* [What is asked]
Write out all of the lines below, exactly and completely.
Start of Records to use
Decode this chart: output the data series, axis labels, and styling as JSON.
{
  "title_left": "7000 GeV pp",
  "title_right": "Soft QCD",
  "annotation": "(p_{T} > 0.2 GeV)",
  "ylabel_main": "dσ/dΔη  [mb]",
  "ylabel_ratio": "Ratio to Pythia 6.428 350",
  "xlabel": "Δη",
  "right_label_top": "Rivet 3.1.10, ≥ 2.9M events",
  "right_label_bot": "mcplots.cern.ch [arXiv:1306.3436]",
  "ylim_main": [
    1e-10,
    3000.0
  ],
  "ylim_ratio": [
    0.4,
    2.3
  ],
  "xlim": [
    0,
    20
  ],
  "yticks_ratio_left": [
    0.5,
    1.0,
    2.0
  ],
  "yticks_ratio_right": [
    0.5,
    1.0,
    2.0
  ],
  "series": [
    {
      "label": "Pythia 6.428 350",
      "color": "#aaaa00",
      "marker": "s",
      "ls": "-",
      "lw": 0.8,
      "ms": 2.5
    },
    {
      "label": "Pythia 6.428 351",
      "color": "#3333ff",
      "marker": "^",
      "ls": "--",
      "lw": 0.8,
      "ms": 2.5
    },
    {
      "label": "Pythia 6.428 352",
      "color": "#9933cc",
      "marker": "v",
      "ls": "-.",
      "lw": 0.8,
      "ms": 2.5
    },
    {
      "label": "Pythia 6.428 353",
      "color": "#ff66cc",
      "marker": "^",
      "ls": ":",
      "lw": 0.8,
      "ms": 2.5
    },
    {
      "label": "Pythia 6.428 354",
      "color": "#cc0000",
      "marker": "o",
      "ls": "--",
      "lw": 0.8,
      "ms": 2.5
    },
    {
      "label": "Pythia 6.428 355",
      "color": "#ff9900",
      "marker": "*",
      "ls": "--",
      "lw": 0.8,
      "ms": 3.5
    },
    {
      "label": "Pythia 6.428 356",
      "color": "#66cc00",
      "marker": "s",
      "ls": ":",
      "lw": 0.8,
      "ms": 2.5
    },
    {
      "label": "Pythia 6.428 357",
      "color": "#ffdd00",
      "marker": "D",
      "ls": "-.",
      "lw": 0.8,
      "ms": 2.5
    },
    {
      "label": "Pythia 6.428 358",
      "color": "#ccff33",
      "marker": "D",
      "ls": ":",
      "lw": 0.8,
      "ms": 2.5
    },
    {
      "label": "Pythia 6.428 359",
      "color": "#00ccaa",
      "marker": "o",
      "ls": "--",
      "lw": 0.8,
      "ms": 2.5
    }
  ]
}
End of Records to use
* [Exercise answer]
Decode this chart: output the data series, axis labels, and styling as JSON.
{
  "title_left": "7000 GeV pp",
  "title_right": "Soft QCD",
  "annotation": "(p_{T} > 0.2 GeV)",
  "ylabel_main": "dσ/dΔη  [mb]",
  "ylabel_ratio": "Ratio to Pythia 6.428 350",
  "xlabel": "Δη",
  "right_label_top": "Rivet 3.1.10, ≥ 2.9M events",
  "right_label_bot": "mcplots.cern.ch [arXiv:1306.3436]",
  "ylim_main": [
    1e-10,
    3000.0
  ],
  "ylim_ratio": [
    0.4,
    2.3
  ],
  "xlim": [
    0,
    20
  ],
  "yticks_ratio_left": [
    0.5,
    1.0,
    2.0
  ],
  "yticks_ratio_right": [
    0.5,
    1.0,
    2.0
  ],
  "series": [
    {
      "label": "Pythia 6.428 350",
      "color": "#aaaa00",
      "marker": "s",
      "ls": "-",
      "lw": 0.8,
      "ms": 2.5
    },
    {
      "label": "Pythia 6.428 351",
      "color": "#3333ff",
      "marker": "^",
      "ls": "--",
      "lw": 0.8,
      "ms": 2.5
    },
    {
      "label": "Pythia 6.428 352",
      "color": "#9933cc",
      "marker": "v",
      "ls": "-.",
      "lw": 0.8,
      "ms": 2.5
    },
    {
      "label": "Pythia 6.428 353",
      "color": "#ff66cc",
      "marker": "^",
      "ls": ":",
      "lw": 0.8,
      "ms": 2.5
    },
    {
      "label": "Pythia 6.428 354",
      "color": "#cc0000",
      "marker": "o",
      "ls": "--",
      "lw": 0.8,
      "ms": 2.5
    },
    {
      "label": "Pythia 6.428 355",
      "color": "#ff9900",
      "marker": "*",
      "ls": "--",
      "lw": 0.8,
      "ms": 3.5
    },
    {
      "label": "Pythia 6.428 356",
      "color": "#66cc00",
      "marker": "s",
      "ls": ":",
      "lw": 0.8,
      "ms": 2.5
    },
    {
      "label": "Pythia 6.428 357",
      "color": "#ffdd00",
      "marker": "D",
      "ls": "-.",
      "lw": 0.8,
      "ms": 2.5
    },
    {
      "label": "Pythia 6.428 358",
      "color": "#ccff33",
      "marker": "D",
      "ls": ":",
      "lw": 0.8,
      "ms": 2.5
    },
    {
      "label": "Pythia 6.428 359",
      "color": "#00ccaa",
      "marker": "o",
      "ls": "--",
      "lw": 0.8,
      "ms": 2.5
    }
  ]
}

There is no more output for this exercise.